#### [Document segment]
◆ ◆ ◆ ◆ ◆
"Friends" vs Real Life and Friends

I haven't blogged much lately (well, for the better part of the past year I suppose) because I've lost interest in talking about my private life so publicly, and I write more on my Author Page on Facebook now.
But lately I have felt like writing a few things, so maybe the blog will rise again.
Or not.
This week was very unusual for me as I had kidney stone surgery (sort of). A few weeks ago, right after our family cruise, I thought I had severe back pain. And I probably did have actual, regular back pain (from traveling and riding a horse in Mexico with the worst saddle I've ever seen). The back pain was bad enough that I didn't recognize the symptoms of kidney stones until it was too late. I was in so much pain I decided to go to the E.R., which required either an ambulance or a friend to take me, as I was in no condition to drive. I texted everyone I could think of who wouldn't be at work at that time, and found one wonderful friend to take me. Even as I waited for her to pick me up, I debated calling an ambulance. But ultimately didn't take an ambulance because I was worried I wouldn't be able to get to the door fast enough to let them in.
These are the real problems of being single and living alone. How to keep from dying alone in your own home because there was no one else around to open the door for you. As it was, it took me nearly 30 minutes to slowly move across my bed to reach my phone to call for help.
I've been watching "Friends" a lot on Netflix for the past few weeks. (Being bedridden from kidney stones and then the surgery will do that to you.) Sure it's a sitcom and far from reality. But I think sometimes all these silly TV shows that glamorize single life do a huge disservice to actual singles. Life isn't like it is on "Friends" where everyone is buddies with the cute guys/girls across the hall, and everyone comes and goes and eats each other's food. I don't know my neighbors' names. Believe me, as I was sobbing in pain, praying for a miracle that someone, somehow would know that I was in need of help at that moment, I wracked my memory trying to think of a neighbor's name I could yell out to get help. But the truth is, I could probably recognize one guy who lives on my floor, but I've never asked his name. But of the other 2 apartments, and presumably 5 other adults who live here, I have no idea what they look like, or what their names are. (I don't even really know that 5 people live on this floor.)
◆ ◆ ◆ ◆ ◆
Document structure recognition data

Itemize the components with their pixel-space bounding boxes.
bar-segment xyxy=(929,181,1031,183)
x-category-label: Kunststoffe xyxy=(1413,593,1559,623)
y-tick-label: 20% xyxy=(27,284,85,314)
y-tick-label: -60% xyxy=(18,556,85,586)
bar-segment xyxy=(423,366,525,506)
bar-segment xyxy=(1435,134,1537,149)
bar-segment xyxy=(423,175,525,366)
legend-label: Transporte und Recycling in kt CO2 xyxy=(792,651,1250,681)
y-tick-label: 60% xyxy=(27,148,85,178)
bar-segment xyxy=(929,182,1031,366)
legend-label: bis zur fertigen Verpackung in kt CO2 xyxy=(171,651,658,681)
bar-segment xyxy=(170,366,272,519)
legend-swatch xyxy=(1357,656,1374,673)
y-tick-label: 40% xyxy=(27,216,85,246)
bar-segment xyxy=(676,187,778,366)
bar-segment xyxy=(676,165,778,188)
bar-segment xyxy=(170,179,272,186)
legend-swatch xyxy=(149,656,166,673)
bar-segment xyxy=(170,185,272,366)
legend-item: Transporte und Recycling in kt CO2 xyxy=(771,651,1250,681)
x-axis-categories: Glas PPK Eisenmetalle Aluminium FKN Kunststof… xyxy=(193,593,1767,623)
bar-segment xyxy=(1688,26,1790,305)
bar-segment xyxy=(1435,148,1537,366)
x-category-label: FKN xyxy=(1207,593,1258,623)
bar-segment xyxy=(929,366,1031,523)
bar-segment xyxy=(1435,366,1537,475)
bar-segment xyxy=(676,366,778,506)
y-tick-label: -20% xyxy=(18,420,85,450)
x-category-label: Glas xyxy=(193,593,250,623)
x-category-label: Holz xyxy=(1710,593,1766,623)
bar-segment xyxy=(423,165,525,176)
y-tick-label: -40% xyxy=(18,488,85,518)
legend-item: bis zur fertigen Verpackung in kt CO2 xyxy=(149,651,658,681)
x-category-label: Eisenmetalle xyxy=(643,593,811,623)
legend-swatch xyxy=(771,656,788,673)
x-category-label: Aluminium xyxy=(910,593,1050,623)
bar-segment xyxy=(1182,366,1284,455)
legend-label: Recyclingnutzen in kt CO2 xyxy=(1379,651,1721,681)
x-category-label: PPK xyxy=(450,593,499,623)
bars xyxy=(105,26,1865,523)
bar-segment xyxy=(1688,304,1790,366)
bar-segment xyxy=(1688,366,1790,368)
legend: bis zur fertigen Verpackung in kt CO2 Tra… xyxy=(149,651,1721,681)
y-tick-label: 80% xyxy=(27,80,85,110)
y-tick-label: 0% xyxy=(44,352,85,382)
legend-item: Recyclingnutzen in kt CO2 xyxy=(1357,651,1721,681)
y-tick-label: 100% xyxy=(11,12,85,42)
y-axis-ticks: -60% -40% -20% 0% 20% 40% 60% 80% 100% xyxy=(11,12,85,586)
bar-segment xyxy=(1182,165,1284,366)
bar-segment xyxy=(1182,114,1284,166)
◆ ◆ ◆ ◆ ◆
#### [Work task A]
Copy out word for word the passage of the blog post on "Friends" and real life that starts at "This week was" and ends at "let them in.".
#### [Work task B]
In the blog post on "Friends" and real life, how long did it take the writer to move across the bed and reach the phone to call for help?

#### [Answer area A]
This week was very unusual for me as I had kidney stone surgery (sort of). A few weeks ago, right after our family cruise, I thought I had severe back pain. And I probably did have actual, regular back pain (from traveling and riding a horse in Mexico with the worst saddle I've ever seen). The back pain was bad enough that I didn't recognize the symptoms of kidney stones until it was too late. I was in so much pain I decided to go to the E.R., which required either an ambulance or a friend to take me, as I was in no condition to drive. I texted everyone I could think of who wouldn't be at work at that time, and found one wonderful friend to take me. Even as I waited for her to pick me up, I debated calling an ambulance. But ultimately didn't take an ambulance because I was worried I wouldn't be able to get to the door fast enough to let them in.

#### [Answer area B]
Nearly 30 minutes.